— Start of STORED DATA —

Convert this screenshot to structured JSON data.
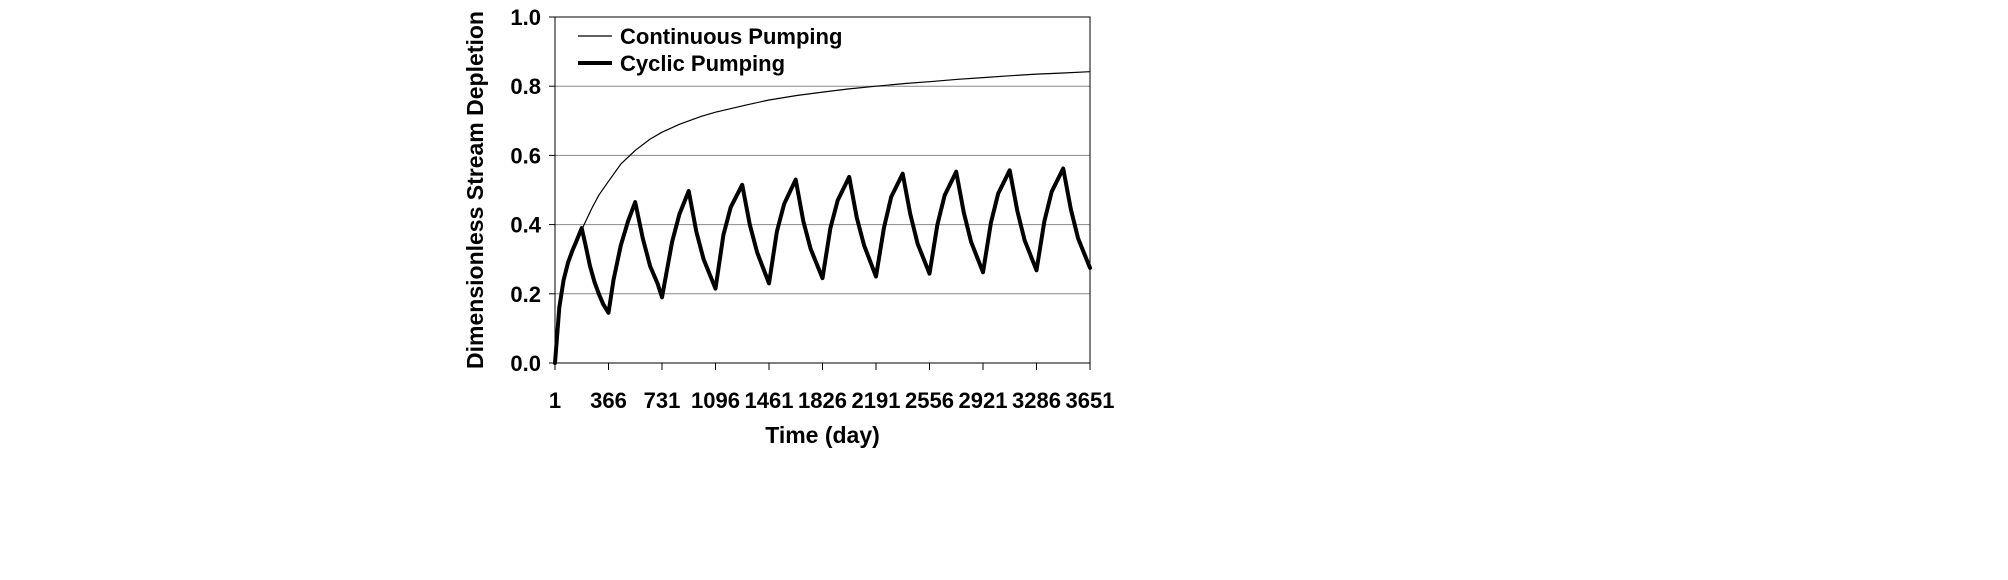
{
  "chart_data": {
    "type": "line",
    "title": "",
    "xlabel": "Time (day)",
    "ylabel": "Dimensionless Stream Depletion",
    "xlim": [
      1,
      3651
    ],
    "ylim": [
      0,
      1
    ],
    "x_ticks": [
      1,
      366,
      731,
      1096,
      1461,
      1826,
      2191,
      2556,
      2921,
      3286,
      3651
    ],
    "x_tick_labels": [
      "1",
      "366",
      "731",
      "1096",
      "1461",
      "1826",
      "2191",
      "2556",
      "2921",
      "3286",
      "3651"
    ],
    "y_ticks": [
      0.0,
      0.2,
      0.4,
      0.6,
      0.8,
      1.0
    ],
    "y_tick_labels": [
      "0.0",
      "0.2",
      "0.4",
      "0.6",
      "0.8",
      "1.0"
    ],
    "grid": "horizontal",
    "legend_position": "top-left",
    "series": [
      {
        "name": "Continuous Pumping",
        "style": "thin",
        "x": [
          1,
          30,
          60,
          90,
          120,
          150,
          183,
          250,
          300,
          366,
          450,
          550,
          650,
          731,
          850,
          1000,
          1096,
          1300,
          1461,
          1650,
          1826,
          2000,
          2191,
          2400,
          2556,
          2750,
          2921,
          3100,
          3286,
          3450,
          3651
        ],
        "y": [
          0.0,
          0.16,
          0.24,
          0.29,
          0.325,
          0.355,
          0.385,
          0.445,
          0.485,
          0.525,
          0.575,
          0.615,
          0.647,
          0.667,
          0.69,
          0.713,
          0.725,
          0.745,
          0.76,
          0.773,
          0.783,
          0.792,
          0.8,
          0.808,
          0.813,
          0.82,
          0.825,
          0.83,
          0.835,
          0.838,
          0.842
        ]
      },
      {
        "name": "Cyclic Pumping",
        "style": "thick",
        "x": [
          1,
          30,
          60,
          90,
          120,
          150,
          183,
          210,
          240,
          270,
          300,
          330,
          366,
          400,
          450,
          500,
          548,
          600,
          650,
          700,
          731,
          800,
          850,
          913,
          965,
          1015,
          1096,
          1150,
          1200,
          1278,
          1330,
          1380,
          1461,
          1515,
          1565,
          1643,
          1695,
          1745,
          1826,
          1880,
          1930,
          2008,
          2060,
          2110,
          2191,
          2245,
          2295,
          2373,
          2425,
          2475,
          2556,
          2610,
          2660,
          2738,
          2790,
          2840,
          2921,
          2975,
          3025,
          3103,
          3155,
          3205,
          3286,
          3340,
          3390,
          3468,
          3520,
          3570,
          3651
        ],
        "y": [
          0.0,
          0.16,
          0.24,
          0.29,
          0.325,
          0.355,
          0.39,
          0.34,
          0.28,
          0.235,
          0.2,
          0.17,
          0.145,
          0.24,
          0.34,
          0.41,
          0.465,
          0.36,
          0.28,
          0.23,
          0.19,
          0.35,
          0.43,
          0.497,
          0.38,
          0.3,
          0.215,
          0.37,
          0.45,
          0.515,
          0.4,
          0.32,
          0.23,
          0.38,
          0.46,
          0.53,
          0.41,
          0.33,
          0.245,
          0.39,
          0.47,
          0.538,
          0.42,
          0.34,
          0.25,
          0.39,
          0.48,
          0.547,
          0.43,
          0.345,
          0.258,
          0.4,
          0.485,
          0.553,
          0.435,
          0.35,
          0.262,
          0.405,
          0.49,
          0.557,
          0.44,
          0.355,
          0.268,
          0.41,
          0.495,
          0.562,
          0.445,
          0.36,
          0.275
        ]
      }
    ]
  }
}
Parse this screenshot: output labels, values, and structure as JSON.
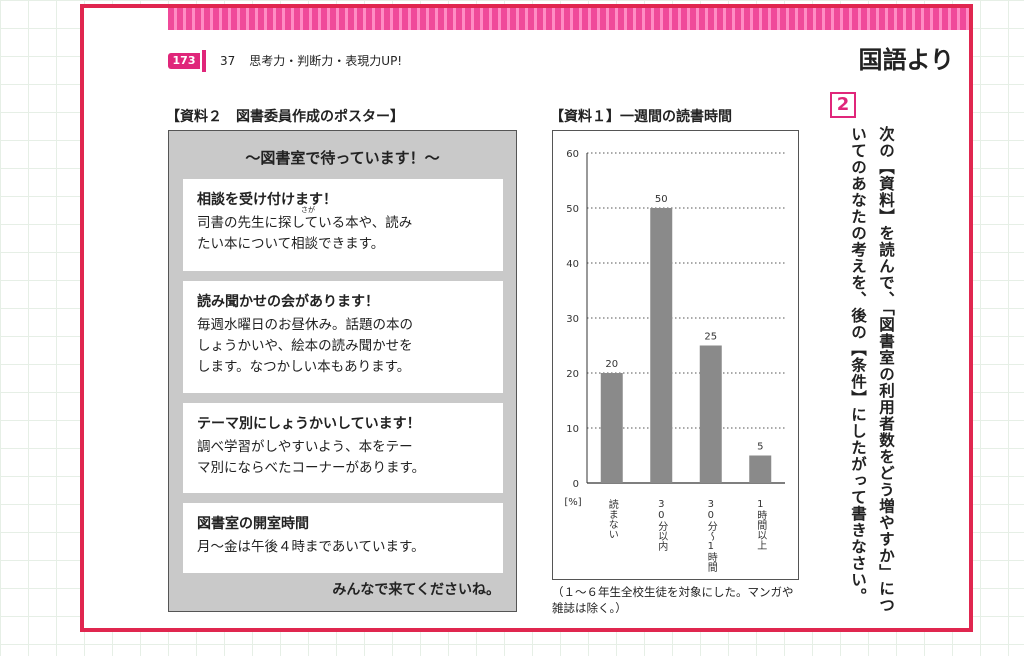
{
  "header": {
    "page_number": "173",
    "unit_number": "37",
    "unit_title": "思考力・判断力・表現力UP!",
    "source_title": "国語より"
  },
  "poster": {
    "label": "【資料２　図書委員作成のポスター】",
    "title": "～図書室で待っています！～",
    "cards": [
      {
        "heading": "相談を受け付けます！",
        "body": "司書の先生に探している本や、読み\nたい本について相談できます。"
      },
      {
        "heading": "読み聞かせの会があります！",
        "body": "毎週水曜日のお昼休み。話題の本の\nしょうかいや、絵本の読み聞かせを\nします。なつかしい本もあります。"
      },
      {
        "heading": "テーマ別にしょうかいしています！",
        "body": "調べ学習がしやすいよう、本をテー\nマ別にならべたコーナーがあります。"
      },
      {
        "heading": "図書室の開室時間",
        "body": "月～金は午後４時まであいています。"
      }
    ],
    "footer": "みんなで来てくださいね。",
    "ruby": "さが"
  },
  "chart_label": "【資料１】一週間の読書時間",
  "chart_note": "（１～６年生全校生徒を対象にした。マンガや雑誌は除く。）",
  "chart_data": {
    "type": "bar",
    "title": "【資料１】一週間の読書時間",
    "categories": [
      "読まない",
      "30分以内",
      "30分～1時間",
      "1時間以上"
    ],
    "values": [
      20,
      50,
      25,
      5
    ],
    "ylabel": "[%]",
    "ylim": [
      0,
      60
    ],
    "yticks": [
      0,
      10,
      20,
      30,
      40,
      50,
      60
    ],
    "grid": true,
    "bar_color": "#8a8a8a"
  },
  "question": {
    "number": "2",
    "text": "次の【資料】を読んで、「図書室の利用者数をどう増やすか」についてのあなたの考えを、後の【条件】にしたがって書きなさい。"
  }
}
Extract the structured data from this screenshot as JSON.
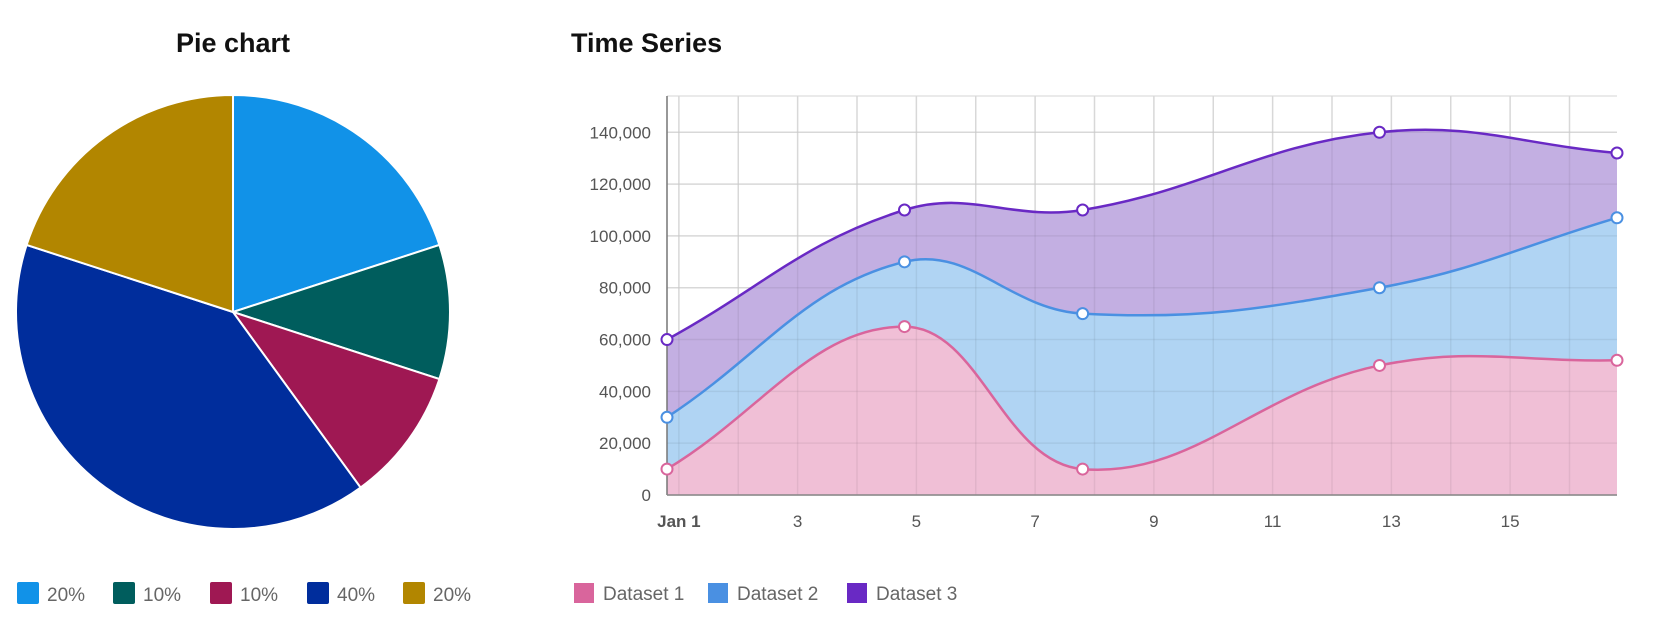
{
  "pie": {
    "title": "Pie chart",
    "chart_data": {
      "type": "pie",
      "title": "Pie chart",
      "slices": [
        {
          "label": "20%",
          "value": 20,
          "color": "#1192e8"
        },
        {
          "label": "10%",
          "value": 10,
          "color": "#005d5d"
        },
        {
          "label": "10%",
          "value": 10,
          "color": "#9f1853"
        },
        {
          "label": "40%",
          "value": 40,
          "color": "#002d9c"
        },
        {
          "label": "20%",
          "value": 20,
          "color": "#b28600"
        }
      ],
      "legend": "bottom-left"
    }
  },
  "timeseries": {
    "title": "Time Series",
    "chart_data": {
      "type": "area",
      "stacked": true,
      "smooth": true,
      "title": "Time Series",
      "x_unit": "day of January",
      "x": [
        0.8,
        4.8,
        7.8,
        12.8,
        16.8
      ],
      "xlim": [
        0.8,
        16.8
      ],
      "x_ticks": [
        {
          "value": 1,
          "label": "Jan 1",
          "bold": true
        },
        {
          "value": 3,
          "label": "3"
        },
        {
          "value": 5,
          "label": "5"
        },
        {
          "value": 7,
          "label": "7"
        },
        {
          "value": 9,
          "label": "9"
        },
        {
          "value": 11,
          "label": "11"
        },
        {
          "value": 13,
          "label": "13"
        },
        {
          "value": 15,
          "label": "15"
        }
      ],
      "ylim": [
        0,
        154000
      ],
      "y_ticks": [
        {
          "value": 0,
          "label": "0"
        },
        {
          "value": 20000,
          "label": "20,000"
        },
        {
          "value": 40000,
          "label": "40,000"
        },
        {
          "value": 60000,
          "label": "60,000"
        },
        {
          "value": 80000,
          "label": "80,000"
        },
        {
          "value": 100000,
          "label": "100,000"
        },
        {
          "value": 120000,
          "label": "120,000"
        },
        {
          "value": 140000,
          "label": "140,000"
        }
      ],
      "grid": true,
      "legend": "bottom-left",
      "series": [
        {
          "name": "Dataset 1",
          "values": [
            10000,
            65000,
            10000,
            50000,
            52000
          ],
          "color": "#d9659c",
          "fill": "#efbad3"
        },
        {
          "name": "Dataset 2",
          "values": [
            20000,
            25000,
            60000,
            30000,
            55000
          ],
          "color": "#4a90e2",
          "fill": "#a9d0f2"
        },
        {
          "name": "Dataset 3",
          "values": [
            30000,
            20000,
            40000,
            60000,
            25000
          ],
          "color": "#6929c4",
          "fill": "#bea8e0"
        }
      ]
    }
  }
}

— End of STORED DATA —

— GIVEN EXERCISE —
Are you able to set down all the lines above exactly, without any pictures?

— FINAL ANSWER —
Convert this screenshot to structured JSON data.
{
  "chart_data": {
    "type": "line",
    "title": "",
    "xlabel": "Time (day)",
    "ylabel": "Dimensionless Stream Depletion",
    "xlim": [
      1,
      3651
    ],
    "ylim": [
      0,
      1
    ],
    "x_ticks": [
      1,
      366,
      731,
      1096,
      1461,
      1826,
      2191,
      2556,
      2921,
      3286,
      3651
    ],
    "x_tick_labels": [
      "1",
      "366",
      "731",
      "1096",
      "1461",
      "1826",
      "2191",
      "2556",
      "2921",
      "3286",
      "3651"
    ],
    "y_ticks": [
      0.0,
      0.2,
      0.4,
      0.6,
      0.8,
      1.0
    ],
    "y_tick_labels": [
      "0.0",
      "0.2",
      "0.4",
      "0.6",
      "0.8",
      "1.0"
    ],
    "grid": "horizontal",
    "legend_position": "top-left",
    "series": [
      {
        "name": "Continuous Pumping",
        "style": "thin",
        "x": [
          1,
          30,
          60,
          90,
          120,
          150,
          183,
          250,
          300,
          366,
          450,
          550,
          650,
          731,
          850,
          1000,
          1096,
          1300,
          1461,
          1650,
          1826,
          2000,
          2191,
          2400,
          2556,
          2750,
          2921,
          3100,
          3286,
          3450,
          3651
        ],
        "y": [
          0.0,
          0.16,
          0.24,
          0.29,
          0.325,
          0.355,
          0.385,
          0.445,
          0.485,
          0.525,
          0.575,
          0.615,
          0.647,
          0.667,
          0.69,
          0.713,
          0.725,
          0.745,
          0.76,
          0.773,
          0.783,
          0.792,
          0.8,
          0.808,
          0.813,
          0.82,
          0.825,
          0.83,
          0.835,
          0.838,
          0.842
        ]
      },
      {
        "name": "Cyclic Pumping",
        "style": "thick",
        "x": [
          1,
          30,
          60,
          90,
          120,
          150,
          183,
          210,
          240,
          270,
          300,
          330,
          366,
          400,
          450,
          500,
          548,
          600,
          650,
          700,
          731,
          800,
          850,
          913,
          965,
          1015,
          1096,
          1150,
          1200,
          1278,
          1330,
          1380,
          1461,
          1515,
          1565,
          1643,
          1695,
          1745,
          1826,
          1880,
          1930,
          2008,
          2060,
          2110,
          2191,
          2245,
          2295,
          2373,
          2425,
          2475,
          2556,
          2610,
          2660,
          2738,
          2790,
          2840,
          2921,
          2975,
          3025,
          3103,
          3155,
          3205,
          3286,
          3340,
          3390,
          3468,
          3520,
          3570,
          3651
        ],
        "y": [
          0.0,
          0.16,
          0.24,
          0.29,
          0.325,
          0.355,
          0.39,
          0.34,
          0.28,
          0.235,
          0.2,
          0.17,
          0.145,
          0.24,
          0.34,
          0.41,
          0.465,
          0.36,
          0.28,
          0.23,
          0.19,
          0.35,
          0.43,
          0.497,
          0.38,
          0.3,
          0.215,
          0.37,
          0.45,
          0.515,
          0.4,
          0.32,
          0.23,
          0.38,
          0.46,
          0.53,
          0.41,
          0.33,
          0.245,
          0.39,
          0.47,
          0.538,
          0.42,
          0.34,
          0.25,
          0.39,
          0.48,
          0.547,
          0.43,
          0.345,
          0.258,
          0.4,
          0.485,
          0.553,
          0.435,
          0.35,
          0.262,
          0.405,
          0.49,
          0.557,
          0.44,
          0.355,
          0.268,
          0.41,
          0.495,
          0.562,
          0.445,
          0.36,
          0.275
        ]
      }
    ]
  }
}
Parse this screenshot: output labels, values, and structure as JSON.
{
  "header": {
    "page_number": "173",
    "unit_number": "37",
    "unit_title": "思考力・判断力・表現力UP!",
    "source_title": "国語より"
  },
  "poster": {
    "label": "【資料２　図書委員作成のポスター】",
    "title": "～図書室で待っています！～",
    "cards": [
      {
        "heading": "相談を受け付けます！",
        "body": "司書の先生に探している本や、読み\nたい本について相談できます。"
      },
      {
        "heading": "読み聞かせの会があります！",
        "body": "毎週水曜日のお昼休み。話題の本の\nしょうかいや、絵本の読み聞かせを\nします。なつかしい本もあります。"
      },
      {
        "heading": "テーマ別にしょうかいしています！",
        "body": "調べ学習がしやすいよう、本をテー\nマ別にならべたコーナーがあります。"
      },
      {
        "heading": "図書室の開室時間",
        "body": "月～金は午後４時まであいています。"
      }
    ],
    "footer": "みんなで来てくださいね。",
    "ruby": "さが"
  },
  "chart_label": "【資料１】一週間の読書時間",
  "chart_note": "（１～６年生全校生徒を対象にした。マンガや雑誌は除く。）",
  "chart_data": {
    "type": "bar",
    "title": "【資料１】一週間の読書時間",
    "categories": [
      "読まない",
      "30分以内",
      "30分～1時間",
      "1時間以上"
    ],
    "values": [
      20,
      50,
      25,
      5
    ],
    "ylabel": "[%]",
    "ylim": [
      0,
      60
    ],
    "yticks": [
      0,
      10,
      20,
      30,
      40,
      50,
      60
    ],
    "grid": true,
    "bar_color": "#8a8a8a"
  },
  "question": {
    "number": "2",
    "text": "次の【資料】を読んで、「図書室の利用者数をどう増やすか」についてのあなたの考えを、後の【条件】にしたがって書きなさい。"
  }
}
Extract the structured data from this screenshot as JSON.
{
  "pie": {
    "title": "Pie chart",
    "chart_data": {
      "type": "pie",
      "title": "Pie chart",
      "slices": [
        {
          "label": "20%",
          "value": 20,
          "color": "#1192e8"
        },
        {
          "label": "10%",
          "value": 10,
          "color": "#005d5d"
        },
        {
          "label": "10%",
          "value": 10,
          "color": "#9f1853"
        },
        {
          "label": "40%",
          "value": 40,
          "color": "#002d9c"
        },
        {
          "label": "20%",
          "value": 20,
          "color": "#b28600"
        }
      ],
      "legend": "bottom-left"
    }
  },
  "timeseries": {
    "title": "Time Series",
    "chart_data": {
      "type": "area",
      "stacked": true,
      "smooth": true,
      "title": "Time Series",
      "x_unit": "day of January",
      "x": [
        0.8,
        4.8,
        7.8,
        12.8,
        16.8
      ],
      "xlim": [
        0.8,
        16.8
      ],
      "x_ticks": [
        {
          "value": 1,
          "label": "Jan 1",
          "bold": true
        },
        {
          "value": 3,
          "label": "3"
        },
        {
          "value": 5,
          "label": "5"
        },
        {
          "value": 7,
          "label": "7"
        },
        {
          "value": 9,
          "label": "9"
        },
        {
          "value": 11,
          "label": "11"
        },
        {
          "value": 13,
          "label": "13"
        },
        {
          "value": 15,
          "label": "15"
        }
      ],
      "ylim": [
        0,
        154000
      ],
      "y_ticks": [
        {
          "value": 0,
          "label": "0"
        },
        {
          "value": 20000,
          "label": "20,000"
        },
        {
          "value": 40000,
          "label": "40,000"
        },
        {
          "value": 60000,
          "label": "60,000"
        },
        {
          "value": 80000,
          "label": "80,000"
        },
        {
          "value": 100000,
          "label": "100,000"
        },
        {
          "value": 120000,
          "label": "120,000"
        },
        {
          "value": 140000,
          "label": "140,000"
        }
      ],
      "grid": true,
      "legend": "bottom-left",
      "series": [
        {
          "name": "Dataset 1",
          "values": [
            10000,
            65000,
            10000,
            50000,
            52000
          ],
          "color": "#d9659c",
          "fill": "#efbad3"
        },
        {
          "name": "Dataset 2",
          "values": [
            20000,
            25000,
            60000,
            30000,
            55000
          ],
          "color": "#4a90e2",
          "fill": "#a9d0f2"
        },
        {
          "name": "Dataset 3",
          "values": [
            30000,
            20000,
            40000,
            60000,
            25000
          ],
          "color": "#6929c4",
          "fill": "#bea8e0"
        }
      ]
    }
  }
}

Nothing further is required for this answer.